• **Task material**
— Begin —

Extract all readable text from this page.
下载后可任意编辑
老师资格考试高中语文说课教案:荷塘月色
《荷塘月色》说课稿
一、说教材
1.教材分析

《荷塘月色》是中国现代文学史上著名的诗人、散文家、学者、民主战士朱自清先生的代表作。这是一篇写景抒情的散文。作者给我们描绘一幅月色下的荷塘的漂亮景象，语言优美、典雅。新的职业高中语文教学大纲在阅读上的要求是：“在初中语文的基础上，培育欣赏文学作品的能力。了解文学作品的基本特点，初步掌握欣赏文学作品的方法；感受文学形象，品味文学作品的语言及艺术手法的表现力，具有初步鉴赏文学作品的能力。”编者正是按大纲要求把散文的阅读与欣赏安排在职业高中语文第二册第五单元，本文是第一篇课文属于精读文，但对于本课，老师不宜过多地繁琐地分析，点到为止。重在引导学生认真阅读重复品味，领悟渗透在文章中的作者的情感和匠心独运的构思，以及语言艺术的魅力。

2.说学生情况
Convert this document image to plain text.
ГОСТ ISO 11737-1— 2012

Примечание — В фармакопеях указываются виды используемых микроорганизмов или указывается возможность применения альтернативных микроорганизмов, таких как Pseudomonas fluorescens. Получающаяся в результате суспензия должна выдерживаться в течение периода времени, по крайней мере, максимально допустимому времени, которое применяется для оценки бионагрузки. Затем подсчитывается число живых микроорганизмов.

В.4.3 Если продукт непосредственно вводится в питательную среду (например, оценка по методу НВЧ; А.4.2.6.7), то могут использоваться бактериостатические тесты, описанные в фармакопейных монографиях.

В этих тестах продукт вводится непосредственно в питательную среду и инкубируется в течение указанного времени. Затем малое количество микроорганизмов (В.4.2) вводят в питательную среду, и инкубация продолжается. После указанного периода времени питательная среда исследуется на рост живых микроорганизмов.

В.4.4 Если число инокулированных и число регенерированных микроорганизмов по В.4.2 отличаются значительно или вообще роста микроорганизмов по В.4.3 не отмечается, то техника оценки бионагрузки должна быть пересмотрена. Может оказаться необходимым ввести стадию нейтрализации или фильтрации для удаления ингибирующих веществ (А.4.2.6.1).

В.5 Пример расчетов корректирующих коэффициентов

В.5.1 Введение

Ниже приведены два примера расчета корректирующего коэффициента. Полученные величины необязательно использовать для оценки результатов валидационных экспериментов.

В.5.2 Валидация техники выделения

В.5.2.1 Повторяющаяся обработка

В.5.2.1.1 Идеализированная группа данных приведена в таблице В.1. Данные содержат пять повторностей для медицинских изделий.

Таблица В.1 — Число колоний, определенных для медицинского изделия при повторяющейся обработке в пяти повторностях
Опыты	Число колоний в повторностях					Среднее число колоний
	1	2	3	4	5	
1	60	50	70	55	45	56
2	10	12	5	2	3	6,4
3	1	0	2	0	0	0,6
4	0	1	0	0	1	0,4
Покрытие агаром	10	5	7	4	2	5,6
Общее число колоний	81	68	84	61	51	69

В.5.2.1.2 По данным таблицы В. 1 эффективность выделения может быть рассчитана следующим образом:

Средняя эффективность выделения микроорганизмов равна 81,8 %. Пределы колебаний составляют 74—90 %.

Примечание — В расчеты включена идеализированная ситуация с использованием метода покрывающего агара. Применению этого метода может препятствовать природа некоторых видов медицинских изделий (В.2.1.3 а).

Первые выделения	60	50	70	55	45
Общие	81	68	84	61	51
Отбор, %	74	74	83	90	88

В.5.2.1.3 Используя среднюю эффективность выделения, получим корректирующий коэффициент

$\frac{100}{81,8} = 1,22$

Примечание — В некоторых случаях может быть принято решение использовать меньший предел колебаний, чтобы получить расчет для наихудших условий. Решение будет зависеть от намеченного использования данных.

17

— End —

Exactly reproduce all of the entries above.

Extract all readable text from this page.
下载后可任意编辑
老师资格考试高中语文说课教案:荷塘月色
《荷塘月色》说课稿
一、说教材
1.教材分析

《荷塘月色》是中国现代文学史上著名的诗人、散文家、学者、民主战士朱自清先生的代表作。这是一篇写景抒情的散文。作者给我们描绘一幅月色下的荷塘的漂亮景象，语言优美、典雅。新的职业高中语文教学大纲在阅读上的要求是：“在初中语文的基础上，培育欣赏文学作品的能力。了解文学作品的基本特点，初步掌握欣赏文学作品的方法；感受文学形象，品味文学作品的语言及艺术手法的表现力，具有初步鉴赏文学作品的能力。”编者正是按大纲要求把散文的阅读与欣赏安排在职业高中语文第二册第五单元，本文是第一篇课文属于精读文，但对于本课，老师不宜过多地繁琐地分析，点到为止。重在引导学生认真阅读重复品味，领悟渗透在文章中的作者的情感和匠心独运的构思，以及语言艺术的魅力。

2.说学生情况
Convert this document image to plain text.
ГОСТ ISO 11737-1— 2012

Примечание — В фармакопеях указываются виды используемых микроорганизмов или указывается возможность применения альтернативных микроорганизмов, таких как Pseudomonas fluorescens. Получающаяся в результате суспензия должна выдерживаться в течение периода времени, по крайней мере, максимально допустимому времени, которое применяется для оценки бионагрузки. Затем подсчитывается число живых микроорганизмов.

В.4.3 Если продукт непосредственно вводится в питательную среду (например, оценка по методу НВЧ; А.4.2.6.7), то могут использоваться бактериостатические тесты, описанные в фармакопейных монографиях.

В этих тестах продукт вводится непосредственно в питательную среду и инкубируется в течение указанного времени. Затем малое количество микроорганизмов (В.4.2) вводят в питательную среду, и инкубация продолжается. После указанного периода времени питательная среда исследуется на рост живых микроорганизмов.

В.4.4 Если число инокулированных и число регенерированных микроорганизмов по В.4.2 отличаются значительно или вообще роста микроорганизмов по В.4.3 не отмечается, то техника оценки бионагрузки должна быть пересмотрена. Может оказаться необходимым ввести стадию нейтрализации или фильтрации для удаления ингибирующих веществ (А.4.2.6.1).

В.5 Пример расчетов корректирующих коэффициентов

В.5.1 Введение

Ниже приведены два примера расчета корректирующего коэффициента. Полученные величины необязательно использовать для оценки результатов валидационных экспериментов.

В.5.2 Валидация техники выделения

В.5.2.1 Повторяющаяся обработка

В.5.2.1.1 Идеализированная группа данных приведена в таблице В.1. Данные содержат пять повторностей для медицинских изделий.

Таблица В.1 — Число колоний, определенных для медицинского изделия при повторяющейся обработке в пяти повторностях
Опыты	Число колоний в повторностях					Среднее число колоний
	1	2	3	4	5	
1	60	50	70	55	45	56
2	10	12	5	2	3	6,4
3	1	0	2	0	0	0,6
4	0	1	0	0	1	0,4
Покрытие агаром	10	5	7	4	2	5,6
Общее число колоний	81	68	84	61	51	69

В.5.2.1.2 По данным таблицы В. 1 эффективность выделения может быть рассчитана следующим образом:

Средняя эффективность выделения микроорганизмов равна 81,8 %. Пределы колебаний составляют 74—90 %.

Примечание — В расчеты включена идеализированная ситуация с использованием метода покрывающего агара. Применению этого метода может препятствовать природа некоторых видов медицинских изделий (В.2.1.3 а).

Первые выделения	60	50	70	55	45
Общие	81	68	84	61	51
Отбор, %	74	74	83	90	88

В.5.2.1.3 Используя среднюю эффективность выделения, получим корректирующий коэффициент

$\frac{100}{81,8} = 1,22$

Примечание — В некоторых случаях может быть принято решение использовать меньший предел колебаний, чтобы получить расчет для наихудших условий. Решение будет зависеть от намеченного использования данных.

17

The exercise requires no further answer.